■ **Brief**
Skip the pictures and extract all of the lines exactly as written.

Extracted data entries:
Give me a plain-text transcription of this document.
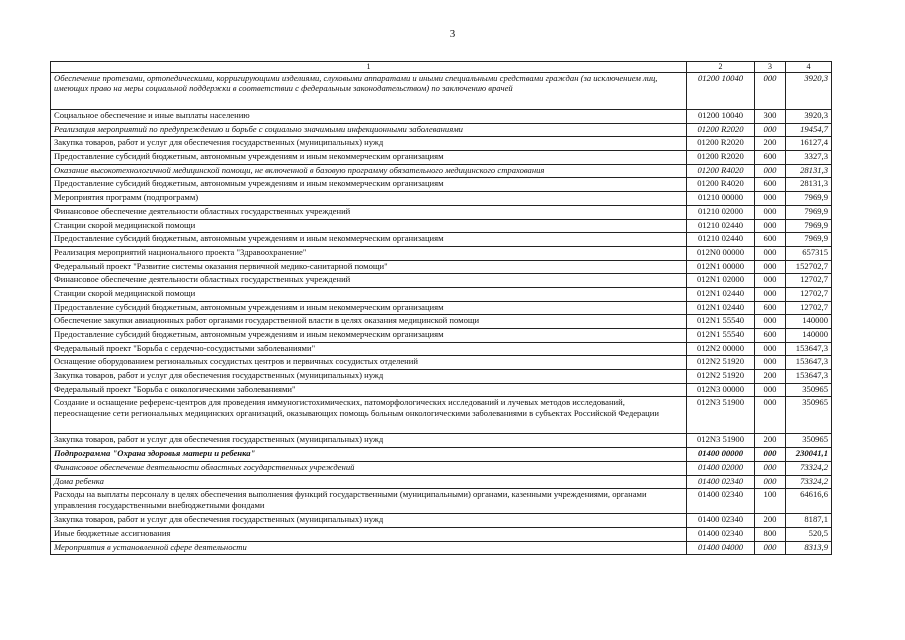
3
1	2	3	4
Обеспечение протезами, ортопедическими, корригирующими изделиями, слуховыми аппаратами и иными специальными средствами граждан (за исключением лиц, имеющих право на меры социальной поддержки в соответствии с федеральным законодательством) по заключению врачей	01200 10040	000	3920,3
Социальное обеспечение и иные выплаты населению	01200 10040	300	3920,3
Реализация мероприятий по предупреждению и борьбе с социально значимыми инфекционными заболеваниями	01200 R2020	000	19454,7
Закупка товаров, работ и услуг для обеспечения государственных (муниципальных) нужд	01200 R2020	200	16127,4
Предоставление субсидий бюджетным, автономным учреждениям и иным некоммерческим организациям	01200 R2020	600	3327,3
Оказание высокотехнологичной медицинской помощи, не включенной в базовую программу обязательного медицинского страхования	01200 R4020	000	28131,3
Предоставление субсидий бюджетным, автономным учреждениям и иным некоммерческим организациям	01200 R4020	600	28131,3
Мероприятия программ (подпрограмм)	01210 00000	000	7969,9
Финансовое обеспечение деятельности областных государственных учреждений	01210 02000	000	7969,9
Станции скорой медицинской помощи	01210 02440	000	7969,9
Предоставление субсидий бюджетным, автономным учреждениям и иным некоммерческим организациям	01210 02440	600	7969,9
Реализация мероприятий национального проекта "Здравоохранение"	012N0 00000	000	657315
Федеральный проект "Развитие системы оказания первичной медико-санитарной помощи"	012N1 00000	000	152702,7
Финансовое обеспечение деятельности областных государственных учреждений	012N1 02000	000	12702,7
Станции скорой медицинской помощи	012N1 02440	000	12702,7
Предоставление субсидий бюджетным, автономным учреждениям и иным некоммерческим организациям	012N1 02440	600	12702,7
Обеспечение закупки авиационных работ органами государственной власти в целях оказания медицинской помощи	012N1 55540	000	140000
Предоставление субсидий бюджетным, автономным учреждениям и иным некоммерческим организациям	012N1 55540	600	140000
Федеральный проект "Борьба с сердечно-сосудистыми заболеваниями"	012N2 00000	000	153647,3
Оснащение оборудованием региональных сосудистых центров и первичных сосудистых отделений	012N2 51920	000	153647,3
Закупка товаров, работ и услуг для обеспечения государственных (муниципальных) нужд	012N2 51920	200	153647,3
Федеральный проект "Борьба с онкологическими заболеваниями"	012N3 00000	000	350965
Создание и оснащение референс-центров для проведения иммуногистохимических, патоморфологических исследований и лучевых методов исследований, переоснащение сети региональных медицинских организаций, оказывающих помощь больным онкологическими заболеваниями в субъектах Российской Федерации	012N3 51900	000	350965
Закупка товаров, работ и услуг для обеспечения государственных (муниципальных) нужд	012N3 51900	200	350965
Подпрограмма "Охрана здоровья матери и ребенка"	01400 00000	000	230041,1
Финансовое обеспечение деятельности областных государственных учреждений	01400 02000	000	73324,2
Дома ребенка	01400 02340	000	73324,2
Расходы на выплаты персоналу в целях обеспечения выполнения функций государственными (муниципальными) органами, казенными учреждениями, органами управления государственными внебюджетными фондами	01400 02340	100	64616,6
Закупка товаров, работ и услуг для обеспечения государственных (муниципальных) нужд	01400 02340	200	8187,1
Иные бюджетные ассигнования	01400 02340	800	520,5
Мероприятия в установленной сфере деятельности	01400 04000	000	8313,9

■ **Answer for this exercise**
Give me a plain-text transcription of this document.
3
1	2	3	4
Обеспечение протезами, ортопедическими, корригирующими изделиями, слуховыми аппаратами и иными специальными средствами граждан (за исключением лиц, имеющих право на меры социальной поддержки в соответствии с федеральным законодательством) по заключению врачей	01200 10040	000	3920,3
Социальное обеспечение и иные выплаты населению	01200 10040	300	3920,3
Реализация мероприятий по предупреждению и борьбе с социально значимыми инфекционными заболеваниями	01200 R2020	000	19454,7
Закупка товаров, работ и услуг для обеспечения государственных (муниципальных) нужд	01200 R2020	200	16127,4
Предоставление субсидий бюджетным, автономным учреждениям и иным некоммерческим организациям	01200 R2020	600	3327,3
Оказание высокотехнологичной медицинской помощи, не включенной в базовую программу обязательного медицинского страхования	01200 R4020	000	28131,3
Предоставление субсидий бюджетным, автономным учреждениям и иным некоммерческим организациям	01200 R4020	600	28131,3
Мероприятия программ (подпрограмм)	01210 00000	000	7969,9
Финансовое обеспечение деятельности областных государственных учреждений	01210 02000	000	7969,9
Станции скорой медицинской помощи	01210 02440	000	7969,9
Предоставление субсидий бюджетным, автономным учреждениям и иным некоммерческим организациям	01210 02440	600	7969,9
Реализация мероприятий национального проекта "Здравоохранение"	012N0 00000	000	657315
Федеральный проект "Развитие системы оказания первичной медико-санитарной помощи"	012N1 00000	000	152702,7
Финансовое обеспечение деятельности областных государственных учреждений	012N1 02000	000	12702,7
Станции скорой медицинской помощи	012N1 02440	000	12702,7
Предоставление субсидий бюджетным, автономным учреждениям и иным некоммерческим организациям	012N1 02440	600	12702,7
Обеспечение закупки авиационных работ органами государственной власти в целях оказания медицинской помощи	012N1 55540	000	140000
Предоставление субсидий бюджетным, автономным учреждениям и иным некоммерческим организациям	012N1 55540	600	140000
Федеральный проект "Борьба с сердечно-сосудистыми заболеваниями"	012N2 00000	000	153647,3
Оснащение оборудованием региональных сосудистых центров и первичных сосудистых отделений	012N2 51920	000	153647,3
Закупка товаров, работ и услуг для обеспечения государственных (муниципальных) нужд	012N2 51920	200	153647,3
Федеральный проект "Борьба с онкологическими заболеваниями"	012N3 00000	000	350965
Создание и оснащение референс-центров для проведения иммуногистохимических, патоморфологических исследований и лучевых методов исследований, переоснащение сети региональных медицинских организаций, оказывающих помощь больным онкологическими заболеваниями в субъектах Российской Федерации	012N3 51900	000	350965
Закупка товаров, работ и услуг для обеспечения государственных (муниципальных) нужд	012N3 51900	200	350965
Подпрограмма "Охрана здоровья матери и ребенка"	01400 00000	000	230041,1
Финансовое обеспечение деятельности областных государственных учреждений	01400 02000	000	73324,2
Дома ребенка	01400 02340	000	73324,2
Расходы на выплаты персоналу в целях обеспечения выполнения функций государственными (муниципальными) органами, казенными учреждениями, органами управления государственными внебюджетными фондами	01400 02340	100	64616,6
Закупка товаров, работ и услуг для обеспечения государственных (муниципальных) нужд	01400 02340	200	8187,1
Иные бюджетные ассигнования	01400 02340	800	520,5
Мероприятия в установленной сфере деятельности	01400 04000	000	8313,9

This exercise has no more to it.